TASK TO COMPLETE: Write out each line exactly as given. Leave the pictures out of your copy.

+++++

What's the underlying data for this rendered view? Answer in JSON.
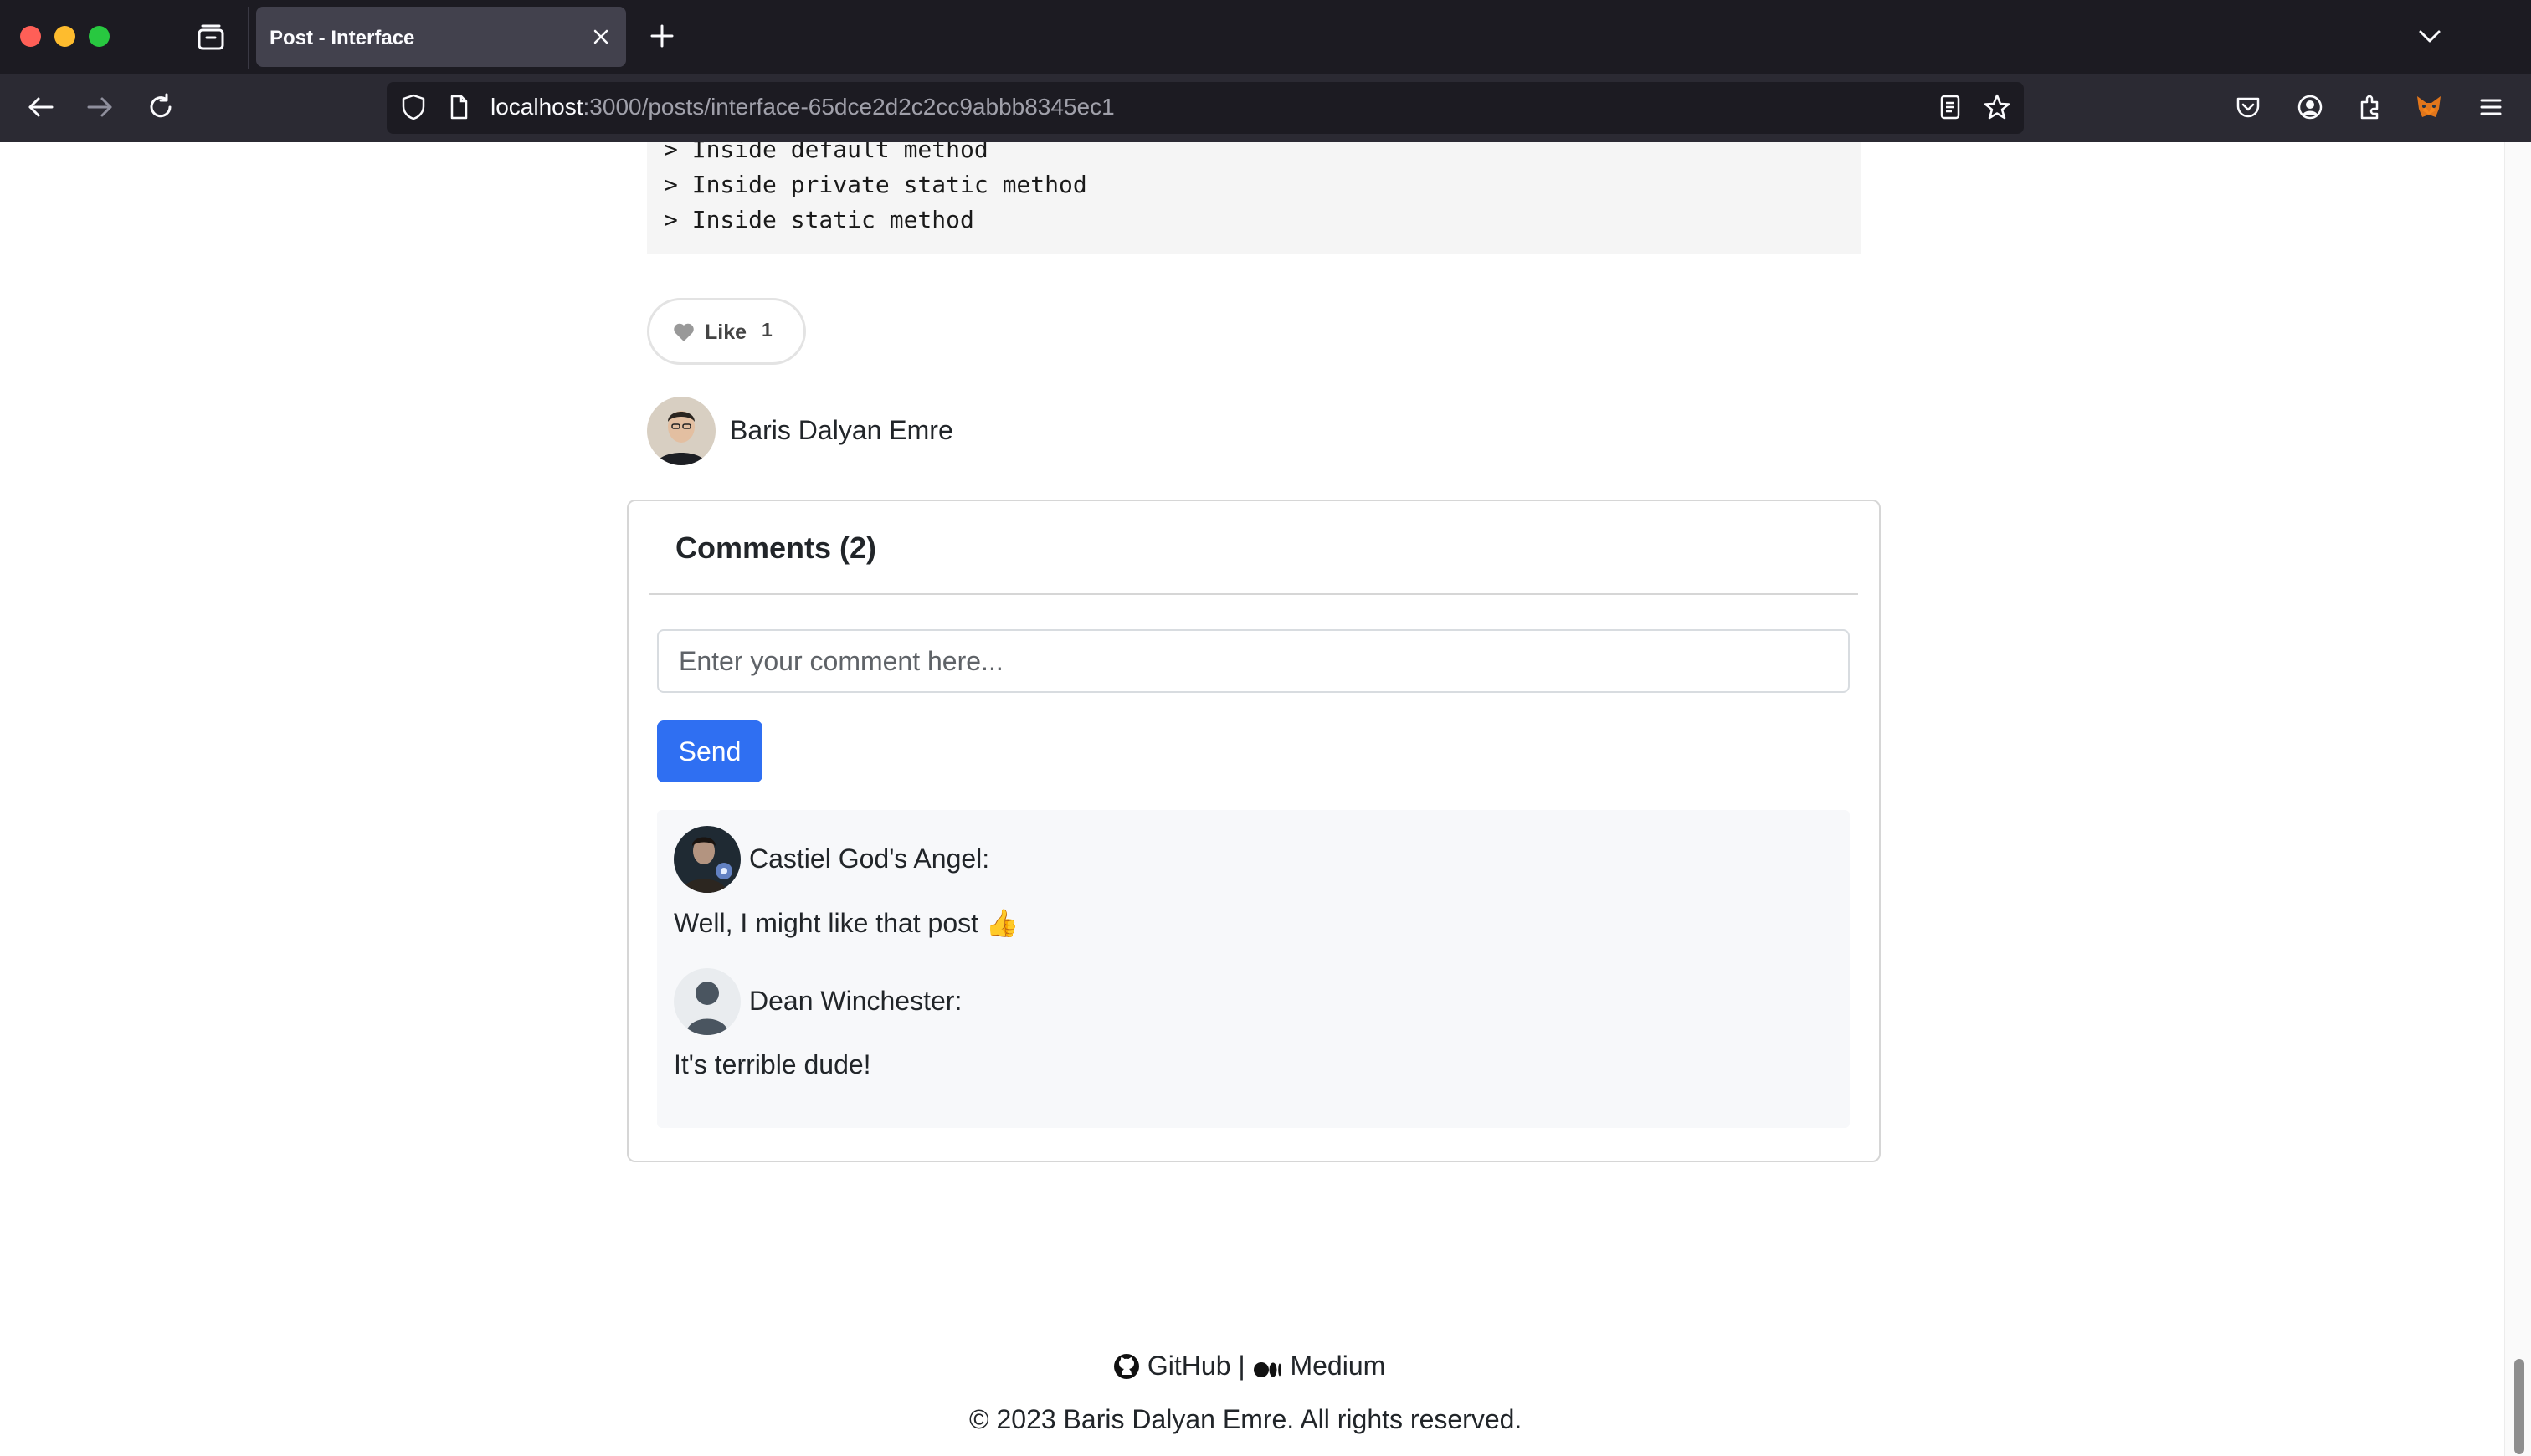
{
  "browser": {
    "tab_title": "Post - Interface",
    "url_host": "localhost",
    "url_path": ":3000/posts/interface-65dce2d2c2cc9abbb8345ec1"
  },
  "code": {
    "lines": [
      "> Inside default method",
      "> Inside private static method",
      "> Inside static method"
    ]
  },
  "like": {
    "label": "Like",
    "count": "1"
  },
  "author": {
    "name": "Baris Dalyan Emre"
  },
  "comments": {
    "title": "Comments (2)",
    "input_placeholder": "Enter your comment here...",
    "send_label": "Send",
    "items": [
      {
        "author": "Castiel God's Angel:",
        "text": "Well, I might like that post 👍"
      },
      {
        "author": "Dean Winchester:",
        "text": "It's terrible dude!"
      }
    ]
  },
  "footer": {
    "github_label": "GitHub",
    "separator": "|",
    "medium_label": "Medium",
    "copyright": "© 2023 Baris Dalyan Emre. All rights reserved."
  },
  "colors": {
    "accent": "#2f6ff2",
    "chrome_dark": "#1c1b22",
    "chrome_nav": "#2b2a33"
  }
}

+++++

ANSWER BELOW:
What's the underlying data for this rendered view? Answer in JSON.
{
  "browser": {
    "tab_title": "Post - Interface",
    "url_host": "localhost",
    "url_path": ":3000/posts/interface-65dce2d2c2cc9abbb8345ec1"
  },
  "code": {
    "lines": [
      "> Inside default method",
      "> Inside private static method",
      "> Inside static method"
    ]
  },
  "like": {
    "label": "Like",
    "count": "1"
  },
  "author": {
    "name": "Baris Dalyan Emre"
  },
  "comments": {
    "title": "Comments (2)",
    "input_placeholder": "Enter your comment here...",
    "send_label": "Send",
    "items": [
      {
        "author": "Castiel God's Angel:",
        "text": "Well, I might like that post 👍"
      },
      {
        "author": "Dean Winchester:",
        "text": "It's terrible dude!"
      }
    ]
  },
  "footer": {
    "github_label": "GitHub",
    "separator": "|",
    "medium_label": "Medium",
    "copyright": "© 2023 Baris Dalyan Emre. All rights reserved."
  },
  "colors": {
    "accent": "#2f6ff2",
    "chrome_dark": "#1c1b22",
    "chrome_nav": "#2b2a33"
  }
}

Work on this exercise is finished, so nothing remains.